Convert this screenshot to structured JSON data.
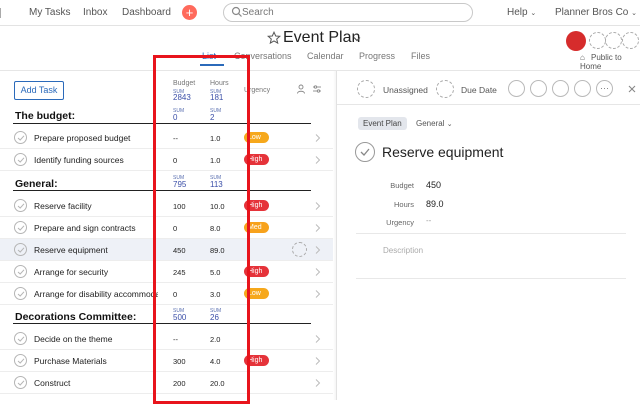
{
  "topbar": {
    "nav": [
      "My Tasks",
      "Inbox",
      "Dashboard"
    ],
    "search_placeholder": "Search",
    "help": "Help",
    "org": "Planner Bros Co",
    "colors": {
      "plus": "#ff6a5c"
    }
  },
  "project": {
    "title": "Event Plan",
    "tabs": [
      "List",
      "Conversations",
      "Calendar",
      "Progress",
      "Files"
    ],
    "public_label": "Public to Home"
  },
  "list": {
    "add_task": "Add Task",
    "columns": {
      "budget": {
        "label": "Budget",
        "sum_label": "SUM",
        "sum": "2843"
      },
      "hours": {
        "label": "Hours",
        "sum_label": "SUM",
        "sum": "181"
      },
      "urgency": {
        "label": "Urgency"
      }
    },
    "sections": [
      {
        "title": "The budget:",
        "sum_label": "SUM",
        "budget_sum": "0",
        "hours_sum": "2",
        "tasks": [
          {
            "name": "Prepare proposed budget",
            "budget": "--",
            "hours": "1.0",
            "urgency": "Low"
          },
          {
            "name": "Identify funding sources",
            "budget": "0",
            "hours": "1.0",
            "urgency": "High"
          }
        ]
      },
      {
        "title": "General:",
        "sum_label": "SUM",
        "budget_sum": "795",
        "hours_sum": "113",
        "tasks": [
          {
            "name": "Reserve facility",
            "budget": "100",
            "hours": "10.0",
            "urgency": "High"
          },
          {
            "name": "Prepare and sign contracts",
            "budget": "0",
            "hours": "8.0",
            "urgency": "Med"
          },
          {
            "name": "Reserve equipment",
            "budget": "450",
            "hours": "89.0",
            "urgency": ""
          },
          {
            "name": "Arrange for security",
            "budget": "245",
            "hours": "5.0",
            "urgency": "High"
          },
          {
            "name": "Arrange for disability accommoda",
            "budget": "0",
            "hours": "3.0",
            "urgency": "Low"
          }
        ]
      },
      {
        "title": "Decorations Committee:",
        "sum_label": "SUM",
        "budget_sum": "500",
        "hours_sum": "26",
        "tasks": [
          {
            "name": "Decide on the theme",
            "budget": "--",
            "hours": "2.0",
            "urgency": ""
          },
          {
            "name": "Purchase Materials",
            "budget": "300",
            "hours": "4.0",
            "urgency": "High"
          },
          {
            "name": "Construct",
            "budget": "200",
            "hours": "20.0",
            "urgency": ""
          }
        ]
      }
    ]
  },
  "detail": {
    "assignee": "Unassigned",
    "due_date": "Due Date",
    "project_tag": "Event Plan",
    "section": "General",
    "title": "Reserve equipment",
    "fields": [
      {
        "label": "Budget",
        "value": "450"
      },
      {
        "label": "Hours",
        "value": "89.0"
      },
      {
        "label": "Urgency",
        "value": "--"
      }
    ],
    "description_placeholder": "Description"
  },
  "overlay": {
    "color": "#e8141c"
  }
}
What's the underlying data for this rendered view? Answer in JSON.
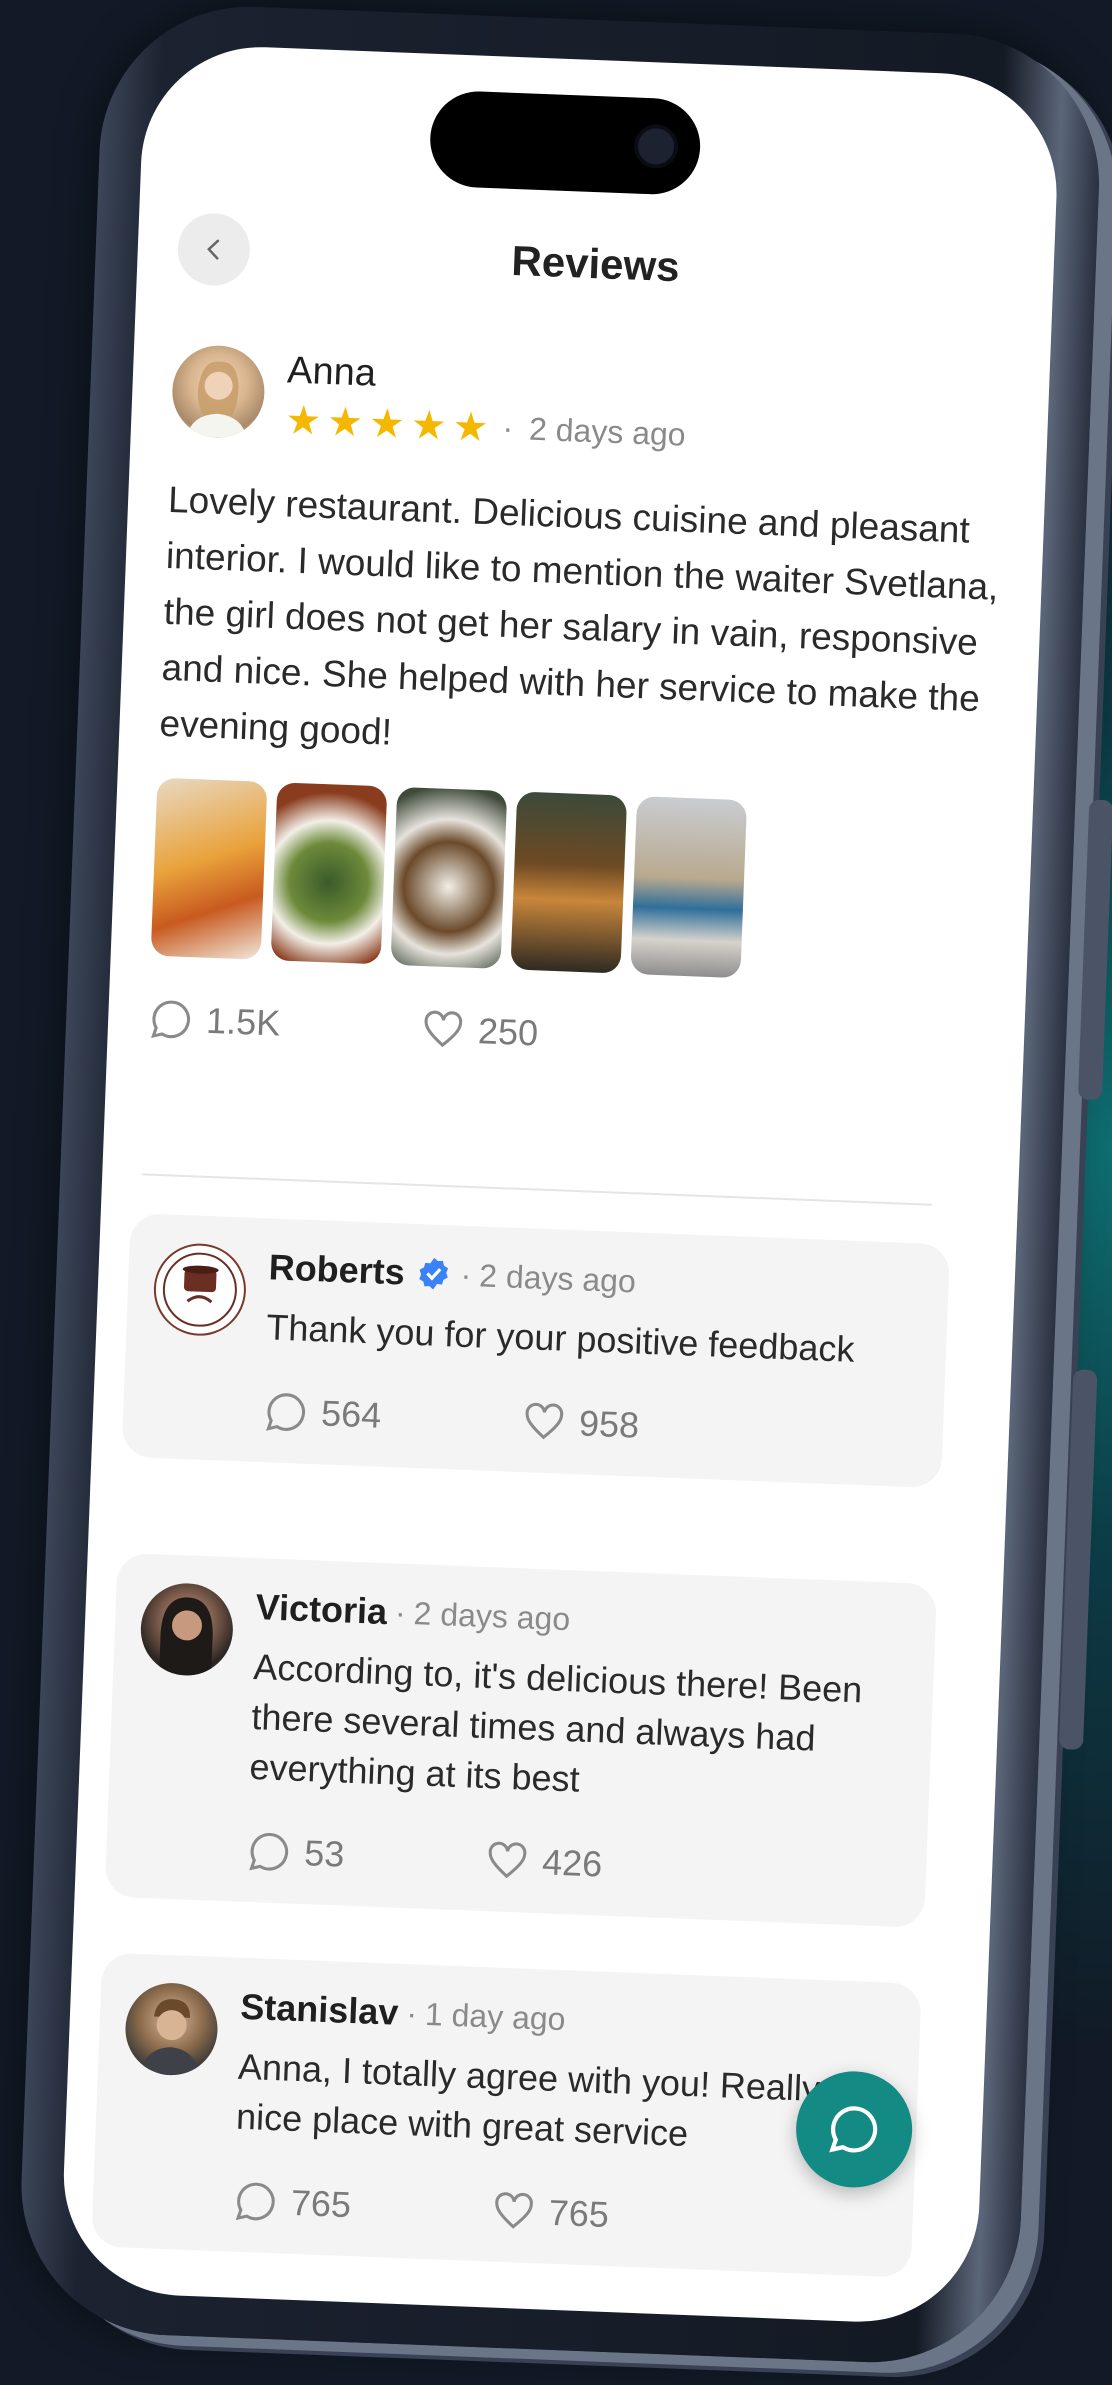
{
  "header": {
    "title": "Reviews"
  },
  "main_review": {
    "author": "Anna",
    "stars": 5,
    "time": "2 days ago",
    "text": "Lovely restaurant. Delicious cuisine and pleasant interior. I would like to mention the waiter Svetlana, the girl does not get her salary in vain, responsive and nice. She helped with her service to make the evening good!",
    "comments": "1.5K",
    "likes": "250"
  },
  "replies": [
    {
      "author": "Roberts",
      "verified": true,
      "time": "2 days ago",
      "text": "Thank you for your positive feedback",
      "comments": "564",
      "likes": "958"
    },
    {
      "author": "Victoria",
      "time": "2 days ago",
      "text": "According to, it's delicious there! Been there several times and always had everything at its best",
      "comments": "53",
      "likes": "426"
    },
    {
      "author": "Stanislav",
      "time": "1 day ago",
      "text": "Anna, I totally agree with you! Really nice place with great service",
      "comments": "765",
      "likes": "765"
    }
  ],
  "colors": {
    "accent": "#138a84",
    "star": "#f5b800",
    "verified": "#3b82f6"
  },
  "icons": {
    "back": "chevron-left-icon",
    "comment": "comment-icon",
    "like": "heart-icon",
    "fab": "chat-icon"
  }
}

= GOAL OF THE EXERCISE =
Scan the material above and determine how many lines include the word "comments"; report only the number.

= ANSWER BELOW =
4